Task description
Reproduce the listing verbatim, from its first line through the line containing "bar-blockchain bbox=[626, 388, 650, 420]", including both of those lines.

# start of Data for processing

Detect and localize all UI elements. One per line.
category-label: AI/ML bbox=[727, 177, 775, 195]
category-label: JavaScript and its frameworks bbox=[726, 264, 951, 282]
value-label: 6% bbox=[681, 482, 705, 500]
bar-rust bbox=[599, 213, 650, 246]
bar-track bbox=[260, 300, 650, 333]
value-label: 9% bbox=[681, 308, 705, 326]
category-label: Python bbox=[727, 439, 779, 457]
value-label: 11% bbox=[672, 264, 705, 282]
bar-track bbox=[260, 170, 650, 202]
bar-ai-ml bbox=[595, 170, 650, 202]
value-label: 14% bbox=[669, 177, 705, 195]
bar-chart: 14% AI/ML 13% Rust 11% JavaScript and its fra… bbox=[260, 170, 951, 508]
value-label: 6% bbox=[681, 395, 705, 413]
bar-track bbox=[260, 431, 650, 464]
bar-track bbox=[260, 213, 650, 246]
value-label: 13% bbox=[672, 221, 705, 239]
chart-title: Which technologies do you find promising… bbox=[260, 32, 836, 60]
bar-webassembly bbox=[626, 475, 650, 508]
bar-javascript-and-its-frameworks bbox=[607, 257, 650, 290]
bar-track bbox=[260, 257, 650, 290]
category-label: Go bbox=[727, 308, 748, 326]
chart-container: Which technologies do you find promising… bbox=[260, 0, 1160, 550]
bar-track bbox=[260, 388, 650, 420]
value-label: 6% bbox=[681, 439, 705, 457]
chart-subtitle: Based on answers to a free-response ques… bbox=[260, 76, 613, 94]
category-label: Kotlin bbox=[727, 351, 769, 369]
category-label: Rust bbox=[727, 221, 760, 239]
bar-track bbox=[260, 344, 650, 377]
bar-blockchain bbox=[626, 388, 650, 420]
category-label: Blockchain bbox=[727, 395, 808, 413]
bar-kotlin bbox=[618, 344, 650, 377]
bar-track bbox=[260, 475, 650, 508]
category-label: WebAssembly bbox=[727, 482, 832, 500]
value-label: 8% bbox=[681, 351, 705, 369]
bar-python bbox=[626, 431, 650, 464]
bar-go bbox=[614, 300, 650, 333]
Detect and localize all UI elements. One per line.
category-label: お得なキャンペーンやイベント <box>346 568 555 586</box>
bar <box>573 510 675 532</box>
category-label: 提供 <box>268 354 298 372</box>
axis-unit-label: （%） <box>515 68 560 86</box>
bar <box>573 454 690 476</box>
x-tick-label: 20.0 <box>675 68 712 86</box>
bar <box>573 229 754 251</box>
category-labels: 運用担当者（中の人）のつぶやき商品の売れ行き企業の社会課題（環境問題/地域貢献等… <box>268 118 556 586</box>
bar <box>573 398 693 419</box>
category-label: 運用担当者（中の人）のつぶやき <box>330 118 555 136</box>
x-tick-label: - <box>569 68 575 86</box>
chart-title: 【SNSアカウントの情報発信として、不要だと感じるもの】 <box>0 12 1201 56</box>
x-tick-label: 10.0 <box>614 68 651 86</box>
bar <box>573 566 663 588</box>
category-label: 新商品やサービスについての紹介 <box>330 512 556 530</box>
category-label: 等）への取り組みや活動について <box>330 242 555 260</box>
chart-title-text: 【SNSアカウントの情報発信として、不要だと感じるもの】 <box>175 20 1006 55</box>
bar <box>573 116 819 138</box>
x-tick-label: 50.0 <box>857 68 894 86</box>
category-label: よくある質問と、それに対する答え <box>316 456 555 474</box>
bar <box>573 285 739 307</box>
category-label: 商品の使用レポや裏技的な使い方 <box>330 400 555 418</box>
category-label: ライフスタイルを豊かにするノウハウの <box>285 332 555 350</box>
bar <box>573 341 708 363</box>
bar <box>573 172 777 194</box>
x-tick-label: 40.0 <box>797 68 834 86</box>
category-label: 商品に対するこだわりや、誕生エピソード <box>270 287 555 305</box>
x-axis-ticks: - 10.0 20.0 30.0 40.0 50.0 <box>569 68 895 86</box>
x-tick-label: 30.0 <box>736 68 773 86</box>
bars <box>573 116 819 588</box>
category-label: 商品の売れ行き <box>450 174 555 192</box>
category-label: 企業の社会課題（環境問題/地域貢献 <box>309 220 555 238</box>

# end of Data for processing

Exercise solution
Detect and localize all UI elements. One per line.
category-label: AI/ML bbox=[727, 177, 775, 195]
category-label: JavaScript and its frameworks bbox=[726, 264, 951, 282]
value-label: 6% bbox=[681, 482, 705, 500]
bar-rust bbox=[599, 213, 650, 246]
bar-track bbox=[260, 300, 650, 333]
value-label: 9% bbox=[681, 308, 705, 326]
category-label: Python bbox=[727, 439, 779, 457]
value-label: 11% bbox=[672, 264, 705, 282]
bar-track bbox=[260, 170, 650, 202]
bar-ai-ml bbox=[595, 170, 650, 202]
value-label: 14% bbox=[669, 177, 705, 195]
bar-chart: 14% AI/ML 13% Rust 11% JavaScript and its fra… bbox=[260, 170, 951, 508]
value-label: 6% bbox=[681, 395, 705, 413]
bar-track bbox=[260, 431, 650, 464]
bar-track bbox=[260, 213, 650, 246]
value-label: 13% bbox=[672, 221, 705, 239]
chart-title: Which technologies do you find promising… bbox=[260, 32, 836, 60]
bar-webassembly bbox=[626, 475, 650, 508]
bar-javascript-and-its-frameworks bbox=[607, 257, 650, 290]
bar-track bbox=[260, 257, 650, 290]
category-label: Go bbox=[727, 308, 748, 326]
chart-container: Which technologies do you find promising… bbox=[260, 0, 1160, 550]
bar-track bbox=[260, 388, 650, 420]
value-label: 6% bbox=[681, 439, 705, 457]
chart-subtitle: Based on answers to a free-response ques… bbox=[260, 76, 613, 94]
category-label: Kotlin bbox=[727, 351, 769, 369]
category-label: Rust bbox=[727, 221, 760, 239]
bar-track bbox=[260, 344, 650, 377]
bar-blockchain bbox=[626, 388, 650, 420]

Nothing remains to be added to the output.